Omit the pictures, then write out every entry exactly as it reads.

--- BEGIN Material provided ---

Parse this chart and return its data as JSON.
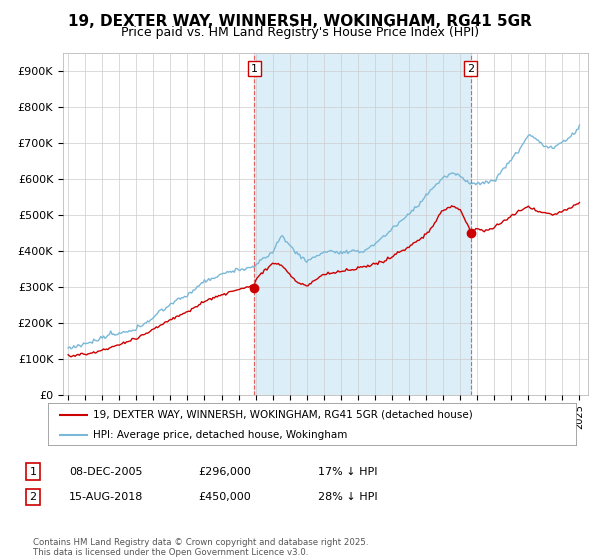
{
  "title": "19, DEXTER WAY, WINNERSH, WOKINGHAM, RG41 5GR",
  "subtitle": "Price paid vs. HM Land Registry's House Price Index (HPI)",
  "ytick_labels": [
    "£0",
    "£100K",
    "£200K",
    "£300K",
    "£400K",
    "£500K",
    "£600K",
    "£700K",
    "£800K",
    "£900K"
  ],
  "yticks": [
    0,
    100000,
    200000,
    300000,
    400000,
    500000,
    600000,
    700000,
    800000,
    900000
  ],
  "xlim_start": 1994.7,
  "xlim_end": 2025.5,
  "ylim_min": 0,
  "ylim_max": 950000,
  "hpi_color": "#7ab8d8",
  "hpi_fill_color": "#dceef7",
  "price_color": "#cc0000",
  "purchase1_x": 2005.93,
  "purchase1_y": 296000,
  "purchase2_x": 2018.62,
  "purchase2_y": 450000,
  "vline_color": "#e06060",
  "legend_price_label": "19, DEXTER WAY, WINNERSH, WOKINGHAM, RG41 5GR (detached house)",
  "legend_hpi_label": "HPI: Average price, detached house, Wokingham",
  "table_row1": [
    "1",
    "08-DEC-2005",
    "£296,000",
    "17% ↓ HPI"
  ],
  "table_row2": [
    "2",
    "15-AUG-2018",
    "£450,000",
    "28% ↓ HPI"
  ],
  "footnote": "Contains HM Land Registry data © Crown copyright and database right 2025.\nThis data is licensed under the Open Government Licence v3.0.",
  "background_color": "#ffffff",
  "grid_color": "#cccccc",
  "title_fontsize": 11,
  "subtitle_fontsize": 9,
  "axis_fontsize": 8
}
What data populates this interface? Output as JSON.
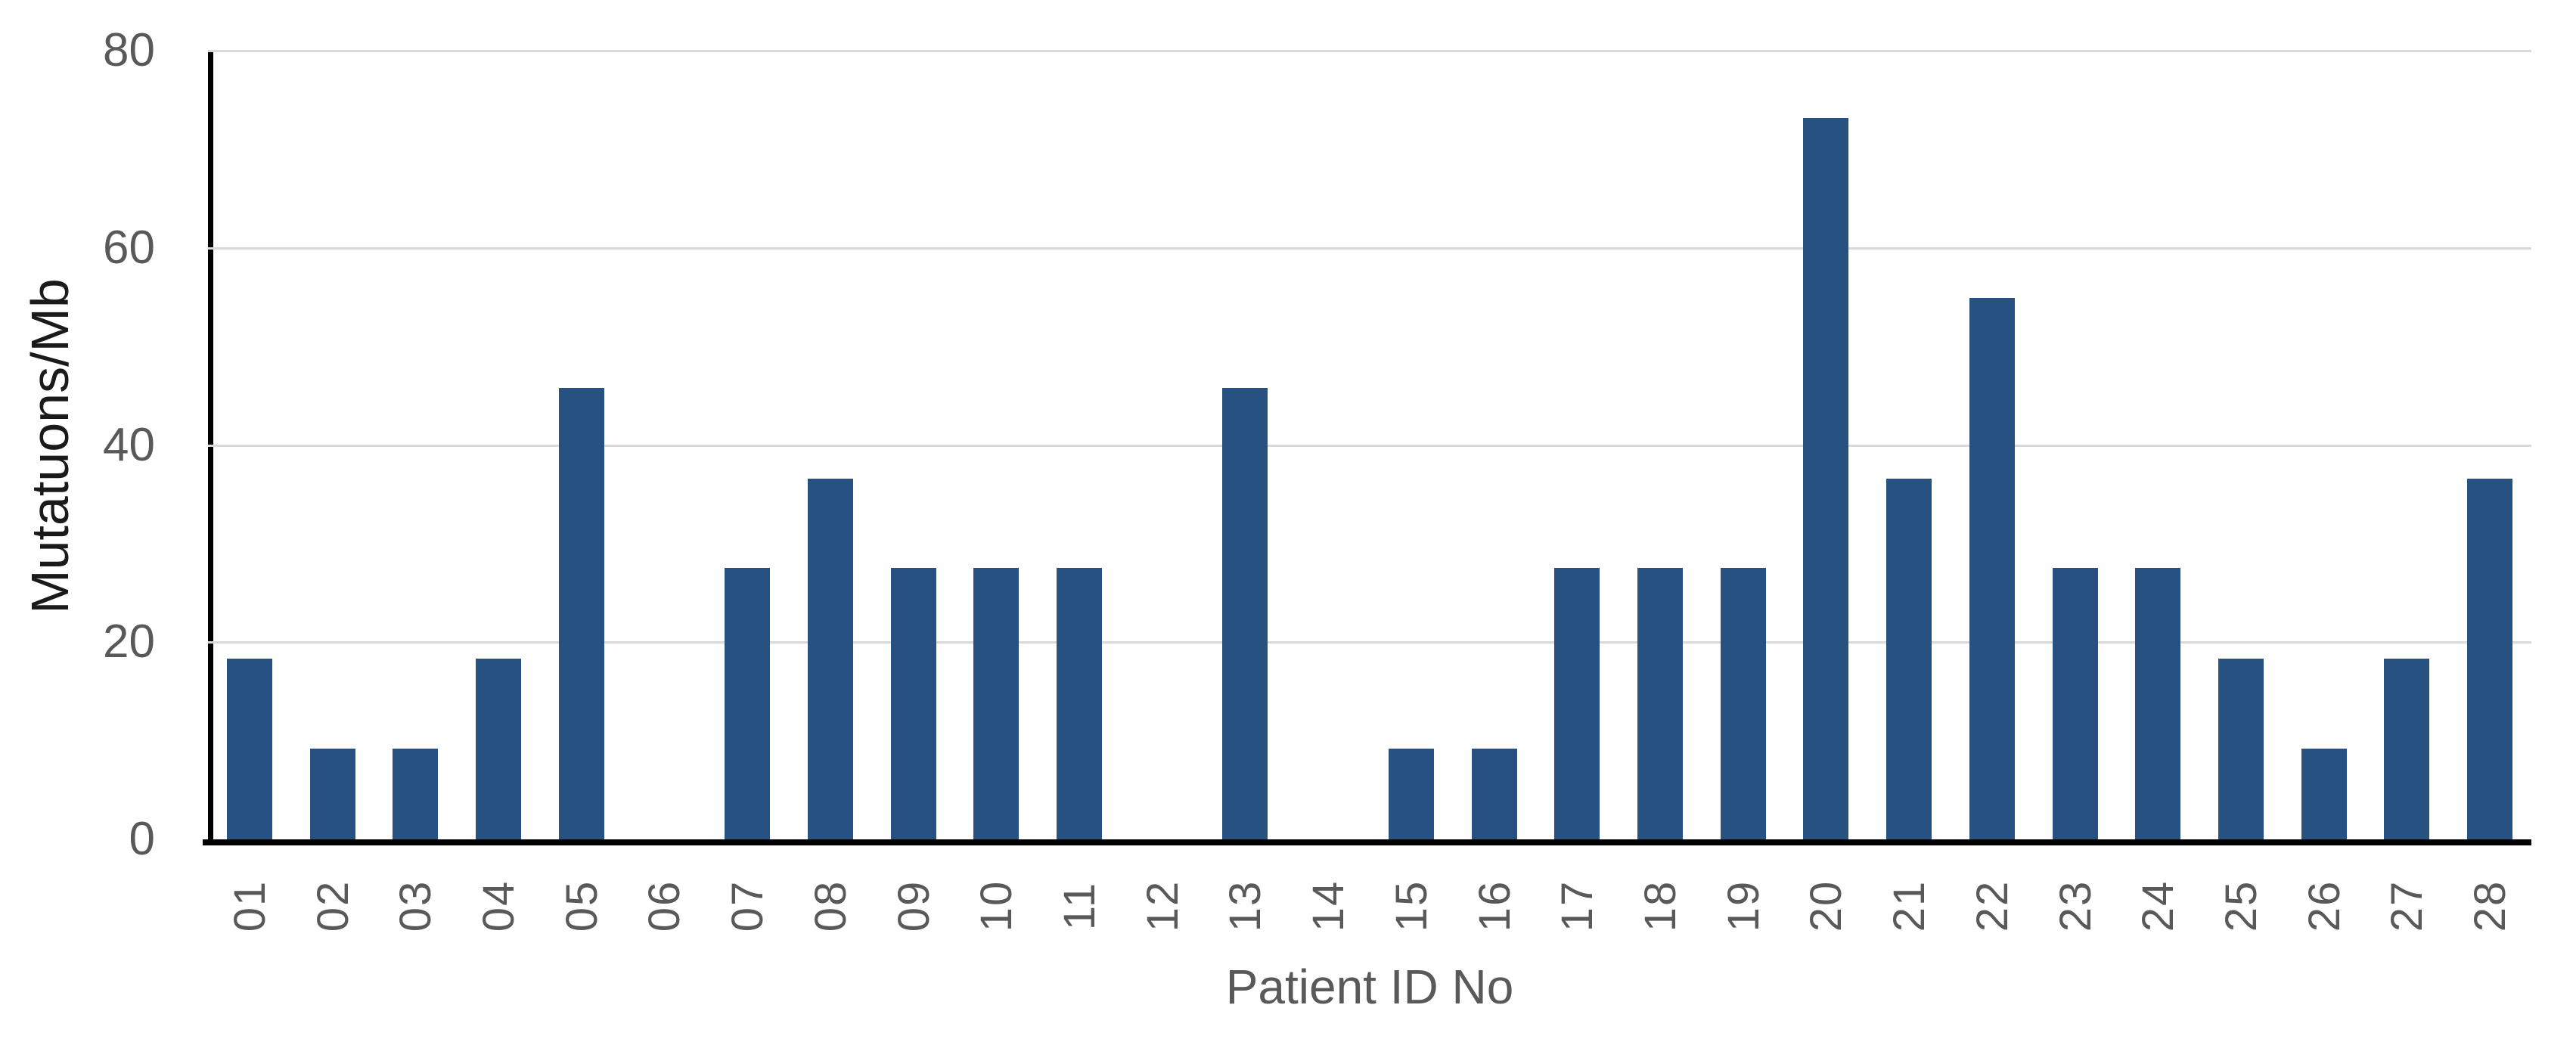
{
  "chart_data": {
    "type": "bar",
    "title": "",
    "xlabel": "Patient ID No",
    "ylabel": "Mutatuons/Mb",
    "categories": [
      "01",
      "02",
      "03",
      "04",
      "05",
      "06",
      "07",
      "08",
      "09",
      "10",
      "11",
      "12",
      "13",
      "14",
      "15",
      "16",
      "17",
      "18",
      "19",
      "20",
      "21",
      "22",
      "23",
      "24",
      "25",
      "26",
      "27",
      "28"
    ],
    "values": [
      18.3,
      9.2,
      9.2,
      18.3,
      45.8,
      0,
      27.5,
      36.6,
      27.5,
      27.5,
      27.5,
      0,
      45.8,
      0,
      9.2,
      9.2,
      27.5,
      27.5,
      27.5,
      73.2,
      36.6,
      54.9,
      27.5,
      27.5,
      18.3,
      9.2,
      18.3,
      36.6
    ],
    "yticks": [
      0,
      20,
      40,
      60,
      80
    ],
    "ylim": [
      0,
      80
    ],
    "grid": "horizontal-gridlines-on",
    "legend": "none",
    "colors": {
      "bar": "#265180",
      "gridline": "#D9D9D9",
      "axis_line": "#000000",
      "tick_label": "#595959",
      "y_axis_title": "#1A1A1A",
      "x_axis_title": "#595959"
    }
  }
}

--- END Material provided ---

# Task output
Parse this chart and return its data as JSON.
{
  "title": "19, DEXTER WAY, WINNERSH, WOKINGHAM, RG41 5GR",
  "subtitle": "Price paid vs. HM Land Registry's House Price Index (HPI)",
  "ytick_labels": [
    "£0",
    "£100K",
    "£200K",
    "£300K",
    "£400K",
    "£500K",
    "£600K",
    "£700K",
    "£800K",
    "£900K"
  ],
  "yticks": [
    0,
    100000,
    200000,
    300000,
    400000,
    500000,
    600000,
    700000,
    800000,
    900000
  ],
  "xlim_start": 1994.7,
  "xlim_end": 2025.5,
  "ylim_min": 0,
  "ylim_max": 950000,
  "hpi_color": "#7ab8d8",
  "hpi_fill_color": "#dceef7",
  "price_color": "#cc0000",
  "purchase1_x": 2005.93,
  "purchase1_y": 296000,
  "purchase2_x": 2018.62,
  "purchase2_y": 450000,
  "vline_color": "#e06060",
  "legend_price_label": "19, DEXTER WAY, WINNERSH, WOKINGHAM, RG41 5GR (detached house)",
  "legend_hpi_label": "HPI: Average price, detached house, Wokingham",
  "table_row1": [
    "1",
    "08-DEC-2005",
    "£296,000",
    "17% ↓ HPI"
  ],
  "table_row2": [
    "2",
    "15-AUG-2018",
    "£450,000",
    "28% ↓ HPI"
  ],
  "footnote": "Contains HM Land Registry data © Crown copyright and database right 2025.\nThis data is licensed under the Open Government Licence v3.0.",
  "background_color": "#ffffff",
  "grid_color": "#cccccc",
  "title_fontsize": 11,
  "subtitle_fontsize": 9,
  "axis_fontsize": 8
}
What data populates this interface? Output as JSON.
{
  "chart_data": {
    "type": "bar",
    "title": "",
    "xlabel": "Patient ID No",
    "ylabel": "Mutatuons/Mb",
    "categories": [
      "01",
      "02",
      "03",
      "04",
      "05",
      "06",
      "07",
      "08",
      "09",
      "10",
      "11",
      "12",
      "13",
      "14",
      "15",
      "16",
      "17",
      "18",
      "19",
      "20",
      "21",
      "22",
      "23",
      "24",
      "25",
      "26",
      "27",
      "28"
    ],
    "values": [
      18.3,
      9.2,
      9.2,
      18.3,
      45.8,
      0,
      27.5,
      36.6,
      27.5,
      27.5,
      27.5,
      0,
      45.8,
      0,
      9.2,
      9.2,
      27.5,
      27.5,
      27.5,
      73.2,
      36.6,
      54.9,
      27.5,
      27.5,
      18.3,
      9.2,
      18.3,
      36.6
    ],
    "yticks": [
      0,
      20,
      40,
      60,
      80
    ],
    "ylim": [
      0,
      80
    ],
    "grid": "horizontal-gridlines-on",
    "legend": "none",
    "colors": {
      "bar": "#265180",
      "gridline": "#D9D9D9",
      "axis_line": "#000000",
      "tick_label": "#595959",
      "y_axis_title": "#1A1A1A",
      "x_axis_title": "#595959"
    }
  }
}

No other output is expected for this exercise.